Что требуется ▸
a – Верны ли по фрагменту об испанской эпиграмме утверждения ниже? На каждое ответьте «да» или «нет» и процитируйте без изменений слова фрагмента, которые это решают.
(i) Восьмистишие Ф. Пачеко относится к XVI—XVII векам.
(ii) В эпиграмме Кальдерона тот, кому еще хуже, — крестьянин.
(iii) Аррояль — поэт XVII века.
b – Извлеките без изменений строки из списков областей и меток: с самой первой строки по строку, содержащую «x-tick-label: 28 Feb», включительно.

Фрагмент документа ▸
При этом многие из них поднимаются высоко над конкретным эпизодом или персонажем — на уровень емких философских обобщений. Таково, например, восьмистишие Ф. Пачеко (XVI—XVII вв.), где повествуется о живописце, который намалевал петуха и, взглянув на петуха живого, не нашел сходства между ним и своим созданием:
Не выдержал художник и, вспылив,
Занес над ним топор: «Умри, проклятый!»
Так поплатился жизнью гость пернатый
За то, что был доподлинно правдив.
Тут целая философия искусства, да, может быть, и не одна, а две: эстетика живописца, отрицающего реальность, если она расходится с плодом его творчества, и эстетика поэта-эпиграмматиста, сатирически отрицающего такое отрицание. Не менее содержательное обобщение найдем мы в эпиграмме великого трагика Кальдерона (XVII в.), которая, в сущности, представляет собой маленькую новеллу или притчу. Никто, оказывается, не имеет права сказать: «Мне хуже всех», потому что непременно найдется другой, которому еще хуже. Замечательно, однако, что Кальдерон формулирует не эту отвлеченно-общечеловеческую истину: его герой, которому хуже всех, — ученый, и тот, которому еще хуже, — тоже ученый. Так строится сатирическая картина общества. А поэт XVIII века Аррояль создает живой образ подданного испанской монархии в богатом по содержанию четверостишии:
Как отношусь я к королю?

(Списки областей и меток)
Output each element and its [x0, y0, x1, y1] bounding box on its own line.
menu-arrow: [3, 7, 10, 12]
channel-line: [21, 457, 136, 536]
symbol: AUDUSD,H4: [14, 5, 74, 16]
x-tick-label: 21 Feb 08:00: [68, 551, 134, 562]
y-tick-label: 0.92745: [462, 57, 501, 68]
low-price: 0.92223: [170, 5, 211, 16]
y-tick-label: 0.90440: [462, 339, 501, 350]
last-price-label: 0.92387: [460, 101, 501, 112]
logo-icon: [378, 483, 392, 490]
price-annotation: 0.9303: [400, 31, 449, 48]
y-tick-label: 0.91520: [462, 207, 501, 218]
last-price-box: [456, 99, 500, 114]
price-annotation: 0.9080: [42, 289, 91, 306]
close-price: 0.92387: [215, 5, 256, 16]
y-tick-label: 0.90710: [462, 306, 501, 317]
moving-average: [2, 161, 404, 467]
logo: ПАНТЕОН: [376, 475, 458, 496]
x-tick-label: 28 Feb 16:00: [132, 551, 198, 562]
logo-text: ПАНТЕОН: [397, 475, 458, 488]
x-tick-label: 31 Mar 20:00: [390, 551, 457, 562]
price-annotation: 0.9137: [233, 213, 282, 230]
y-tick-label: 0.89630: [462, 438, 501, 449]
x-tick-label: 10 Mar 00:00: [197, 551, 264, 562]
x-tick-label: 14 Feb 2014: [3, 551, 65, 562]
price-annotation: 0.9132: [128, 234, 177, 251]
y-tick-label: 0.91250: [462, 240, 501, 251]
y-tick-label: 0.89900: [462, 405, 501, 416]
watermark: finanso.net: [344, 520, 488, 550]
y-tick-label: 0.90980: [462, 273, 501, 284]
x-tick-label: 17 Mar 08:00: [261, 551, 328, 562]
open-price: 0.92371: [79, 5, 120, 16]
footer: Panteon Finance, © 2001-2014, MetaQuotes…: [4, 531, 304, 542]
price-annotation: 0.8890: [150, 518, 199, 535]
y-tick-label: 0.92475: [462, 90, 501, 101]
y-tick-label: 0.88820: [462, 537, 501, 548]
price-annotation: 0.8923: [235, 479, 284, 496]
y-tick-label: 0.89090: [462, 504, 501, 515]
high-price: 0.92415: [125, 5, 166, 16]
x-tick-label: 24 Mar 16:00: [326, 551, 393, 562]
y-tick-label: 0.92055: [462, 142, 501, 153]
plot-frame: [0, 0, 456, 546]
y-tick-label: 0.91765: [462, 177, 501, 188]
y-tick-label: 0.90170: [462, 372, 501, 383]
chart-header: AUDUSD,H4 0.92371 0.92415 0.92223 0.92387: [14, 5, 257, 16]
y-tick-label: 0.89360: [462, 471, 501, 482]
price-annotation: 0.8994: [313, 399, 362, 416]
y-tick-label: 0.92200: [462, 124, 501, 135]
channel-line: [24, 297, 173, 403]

Ожидаемые ответы ▸
a –
(i) Да: «восьмистишие Ф. Пачеко (XVI—XVII вв.)».
(ii) Нет: «тот, которому еще хуже, — тоже ученый».
(iii) Нет: «А поэт XVIII века Аррояль».

b –
Output each element and its [x0, y0, x1, y1] bounding box on its own line.
menu-arrow: [3, 7, 10, 12]
channel-line: [21, 457, 136, 536]
symbol: AUDUSD,H4: [14, 5, 74, 16]
x-tick-label: 21 Feb 08:00: [68, 551, 134, 562]
y-tick-label: 0.92745: [462, 57, 501, 68]
low-price: 0.92223: [170, 5, 211, 16]
y-tick-label: 0.90440: [462, 339, 501, 350]
last-price-label: 0.92387: [460, 101, 501, 112]
logo-icon: [378, 483, 392, 490]
price-annotation: 0.9303: [400, 31, 449, 48]
y-tick-label: 0.91520: [462, 207, 501, 218]
last-price-box: [456, 99, 500, 114]
price-annotation: 0.9080: [42, 289, 91, 306]
close-price: 0.92387: [215, 5, 256, 16]
y-tick-label: 0.90710: [462, 306, 501, 317]
moving-average: [2, 161, 404, 467]
logo: ПАНТЕОН: [376, 475, 458, 496]
x-tick-label: 28 Feb 16:00: [132, 551, 198, 562]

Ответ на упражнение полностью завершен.